WHAT IS NEEDED. Return each line containing the string "Options".

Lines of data
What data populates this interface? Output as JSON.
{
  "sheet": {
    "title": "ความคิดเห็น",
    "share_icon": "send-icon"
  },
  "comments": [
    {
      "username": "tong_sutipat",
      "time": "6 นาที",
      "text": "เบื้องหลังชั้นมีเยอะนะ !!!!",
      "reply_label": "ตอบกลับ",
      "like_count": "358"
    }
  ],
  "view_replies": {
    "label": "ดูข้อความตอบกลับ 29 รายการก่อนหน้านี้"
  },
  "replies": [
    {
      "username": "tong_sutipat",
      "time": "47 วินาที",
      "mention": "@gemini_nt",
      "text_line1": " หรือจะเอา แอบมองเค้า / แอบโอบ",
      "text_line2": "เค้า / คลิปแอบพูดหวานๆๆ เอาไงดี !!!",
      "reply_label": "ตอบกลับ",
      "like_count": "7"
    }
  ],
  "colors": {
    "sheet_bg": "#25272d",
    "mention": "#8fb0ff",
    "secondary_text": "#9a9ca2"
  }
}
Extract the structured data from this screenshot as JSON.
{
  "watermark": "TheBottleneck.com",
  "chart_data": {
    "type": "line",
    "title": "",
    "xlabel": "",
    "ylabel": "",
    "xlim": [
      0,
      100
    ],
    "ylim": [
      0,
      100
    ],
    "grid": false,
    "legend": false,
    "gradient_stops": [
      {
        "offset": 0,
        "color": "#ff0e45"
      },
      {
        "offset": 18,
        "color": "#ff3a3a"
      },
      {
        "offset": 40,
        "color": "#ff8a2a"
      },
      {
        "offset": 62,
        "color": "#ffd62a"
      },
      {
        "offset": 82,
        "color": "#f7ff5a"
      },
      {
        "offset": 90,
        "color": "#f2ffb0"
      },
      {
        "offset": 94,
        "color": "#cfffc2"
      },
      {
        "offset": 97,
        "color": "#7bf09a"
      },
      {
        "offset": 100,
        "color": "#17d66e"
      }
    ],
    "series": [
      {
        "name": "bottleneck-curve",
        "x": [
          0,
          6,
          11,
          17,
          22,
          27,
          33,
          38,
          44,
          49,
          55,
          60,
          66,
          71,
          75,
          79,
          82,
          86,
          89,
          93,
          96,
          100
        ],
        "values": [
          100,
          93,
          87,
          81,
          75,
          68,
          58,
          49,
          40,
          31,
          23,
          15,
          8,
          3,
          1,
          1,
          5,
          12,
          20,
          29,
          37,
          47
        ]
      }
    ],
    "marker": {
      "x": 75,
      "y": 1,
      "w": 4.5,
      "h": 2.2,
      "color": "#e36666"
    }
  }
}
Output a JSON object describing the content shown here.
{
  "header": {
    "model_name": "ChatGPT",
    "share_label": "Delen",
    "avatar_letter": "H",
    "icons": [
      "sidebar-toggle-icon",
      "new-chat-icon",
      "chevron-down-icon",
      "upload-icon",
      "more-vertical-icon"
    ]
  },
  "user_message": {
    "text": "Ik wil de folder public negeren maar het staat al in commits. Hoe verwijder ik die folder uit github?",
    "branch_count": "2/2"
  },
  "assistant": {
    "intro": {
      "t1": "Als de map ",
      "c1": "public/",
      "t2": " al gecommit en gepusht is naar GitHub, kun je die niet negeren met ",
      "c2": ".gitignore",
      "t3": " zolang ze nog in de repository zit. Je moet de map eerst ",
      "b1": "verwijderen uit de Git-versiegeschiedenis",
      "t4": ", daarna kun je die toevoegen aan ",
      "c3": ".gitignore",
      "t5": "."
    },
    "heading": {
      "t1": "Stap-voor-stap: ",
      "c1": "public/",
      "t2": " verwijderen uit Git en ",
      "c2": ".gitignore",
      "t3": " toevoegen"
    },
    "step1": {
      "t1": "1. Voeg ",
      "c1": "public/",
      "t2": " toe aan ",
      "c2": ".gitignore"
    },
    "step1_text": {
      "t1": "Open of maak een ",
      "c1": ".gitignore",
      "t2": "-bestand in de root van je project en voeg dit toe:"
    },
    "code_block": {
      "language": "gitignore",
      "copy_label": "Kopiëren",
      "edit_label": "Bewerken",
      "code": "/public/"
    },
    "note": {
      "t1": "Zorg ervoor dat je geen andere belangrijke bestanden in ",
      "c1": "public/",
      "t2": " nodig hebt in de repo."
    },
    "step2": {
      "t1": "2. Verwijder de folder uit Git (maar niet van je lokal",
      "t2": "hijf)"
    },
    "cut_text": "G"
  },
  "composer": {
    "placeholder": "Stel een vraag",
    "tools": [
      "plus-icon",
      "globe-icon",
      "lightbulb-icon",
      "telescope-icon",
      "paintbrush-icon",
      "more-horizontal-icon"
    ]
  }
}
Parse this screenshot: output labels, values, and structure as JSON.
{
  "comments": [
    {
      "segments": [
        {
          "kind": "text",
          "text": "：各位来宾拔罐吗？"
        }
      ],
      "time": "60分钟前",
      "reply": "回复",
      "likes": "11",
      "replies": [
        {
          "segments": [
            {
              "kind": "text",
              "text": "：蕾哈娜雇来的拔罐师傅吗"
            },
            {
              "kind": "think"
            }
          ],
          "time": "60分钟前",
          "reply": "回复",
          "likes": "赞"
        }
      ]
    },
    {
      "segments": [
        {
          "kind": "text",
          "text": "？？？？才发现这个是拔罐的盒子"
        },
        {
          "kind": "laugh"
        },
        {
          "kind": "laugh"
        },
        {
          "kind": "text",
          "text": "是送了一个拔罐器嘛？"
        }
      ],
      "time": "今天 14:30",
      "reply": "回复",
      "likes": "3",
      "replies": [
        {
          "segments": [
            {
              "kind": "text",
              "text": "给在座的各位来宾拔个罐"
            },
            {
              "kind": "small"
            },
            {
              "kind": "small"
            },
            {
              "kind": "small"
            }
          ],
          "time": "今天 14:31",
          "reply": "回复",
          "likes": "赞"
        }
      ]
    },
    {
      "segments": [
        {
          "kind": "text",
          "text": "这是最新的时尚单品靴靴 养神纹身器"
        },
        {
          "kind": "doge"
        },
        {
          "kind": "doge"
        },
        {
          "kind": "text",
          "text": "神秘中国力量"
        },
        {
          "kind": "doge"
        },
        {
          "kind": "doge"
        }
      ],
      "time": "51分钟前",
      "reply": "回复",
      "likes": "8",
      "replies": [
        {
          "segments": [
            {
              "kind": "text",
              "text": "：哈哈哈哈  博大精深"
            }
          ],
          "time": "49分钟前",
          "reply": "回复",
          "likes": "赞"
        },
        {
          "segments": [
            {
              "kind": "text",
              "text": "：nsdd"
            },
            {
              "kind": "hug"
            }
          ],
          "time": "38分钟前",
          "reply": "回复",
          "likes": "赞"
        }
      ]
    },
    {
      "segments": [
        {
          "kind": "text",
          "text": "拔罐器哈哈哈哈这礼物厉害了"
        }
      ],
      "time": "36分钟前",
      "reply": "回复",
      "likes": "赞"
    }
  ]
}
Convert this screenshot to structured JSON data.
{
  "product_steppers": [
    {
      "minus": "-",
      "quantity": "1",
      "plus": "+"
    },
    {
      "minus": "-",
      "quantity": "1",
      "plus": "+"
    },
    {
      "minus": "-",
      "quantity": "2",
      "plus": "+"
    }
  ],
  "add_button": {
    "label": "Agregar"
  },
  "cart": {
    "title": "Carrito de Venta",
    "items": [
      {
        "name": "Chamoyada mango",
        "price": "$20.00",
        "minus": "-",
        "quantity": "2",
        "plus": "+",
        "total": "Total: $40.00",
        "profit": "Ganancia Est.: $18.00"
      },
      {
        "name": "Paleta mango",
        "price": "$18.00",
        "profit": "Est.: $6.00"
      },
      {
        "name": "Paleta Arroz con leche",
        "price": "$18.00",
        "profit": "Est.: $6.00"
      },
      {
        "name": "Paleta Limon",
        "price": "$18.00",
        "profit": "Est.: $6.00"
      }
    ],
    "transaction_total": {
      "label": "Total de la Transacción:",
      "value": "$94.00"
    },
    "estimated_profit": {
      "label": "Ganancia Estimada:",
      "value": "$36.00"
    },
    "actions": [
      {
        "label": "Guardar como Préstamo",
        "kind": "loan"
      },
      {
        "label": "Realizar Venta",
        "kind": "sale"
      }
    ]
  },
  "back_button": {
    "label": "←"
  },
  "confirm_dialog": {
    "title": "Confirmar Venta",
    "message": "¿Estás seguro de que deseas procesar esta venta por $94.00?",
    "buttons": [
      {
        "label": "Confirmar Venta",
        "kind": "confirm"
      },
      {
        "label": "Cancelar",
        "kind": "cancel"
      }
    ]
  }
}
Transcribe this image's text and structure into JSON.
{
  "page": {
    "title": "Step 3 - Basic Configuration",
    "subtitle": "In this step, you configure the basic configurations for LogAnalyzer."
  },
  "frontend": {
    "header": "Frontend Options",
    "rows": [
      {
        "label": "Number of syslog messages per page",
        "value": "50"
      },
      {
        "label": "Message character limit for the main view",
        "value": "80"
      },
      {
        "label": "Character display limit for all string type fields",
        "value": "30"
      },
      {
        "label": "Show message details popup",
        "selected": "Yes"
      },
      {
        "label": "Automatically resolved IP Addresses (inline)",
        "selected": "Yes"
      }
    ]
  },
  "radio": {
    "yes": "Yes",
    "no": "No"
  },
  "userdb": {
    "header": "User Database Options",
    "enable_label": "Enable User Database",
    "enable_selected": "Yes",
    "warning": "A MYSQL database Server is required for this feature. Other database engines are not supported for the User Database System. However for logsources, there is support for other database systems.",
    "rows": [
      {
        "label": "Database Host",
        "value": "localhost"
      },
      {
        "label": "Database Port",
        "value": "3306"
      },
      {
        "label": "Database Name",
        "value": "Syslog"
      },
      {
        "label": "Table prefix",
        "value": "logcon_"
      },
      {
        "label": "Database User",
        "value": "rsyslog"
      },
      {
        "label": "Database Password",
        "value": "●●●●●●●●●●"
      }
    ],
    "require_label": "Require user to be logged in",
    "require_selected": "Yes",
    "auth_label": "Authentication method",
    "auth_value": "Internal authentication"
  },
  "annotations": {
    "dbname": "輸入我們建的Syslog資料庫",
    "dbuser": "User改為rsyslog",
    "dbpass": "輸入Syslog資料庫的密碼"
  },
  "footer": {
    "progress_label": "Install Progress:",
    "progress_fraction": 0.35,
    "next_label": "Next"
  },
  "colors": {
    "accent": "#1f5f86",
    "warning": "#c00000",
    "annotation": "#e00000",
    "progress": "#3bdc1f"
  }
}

COMPLETED EXERCISE.
    "header": "Frontend Options",
    "header": "User Database Options",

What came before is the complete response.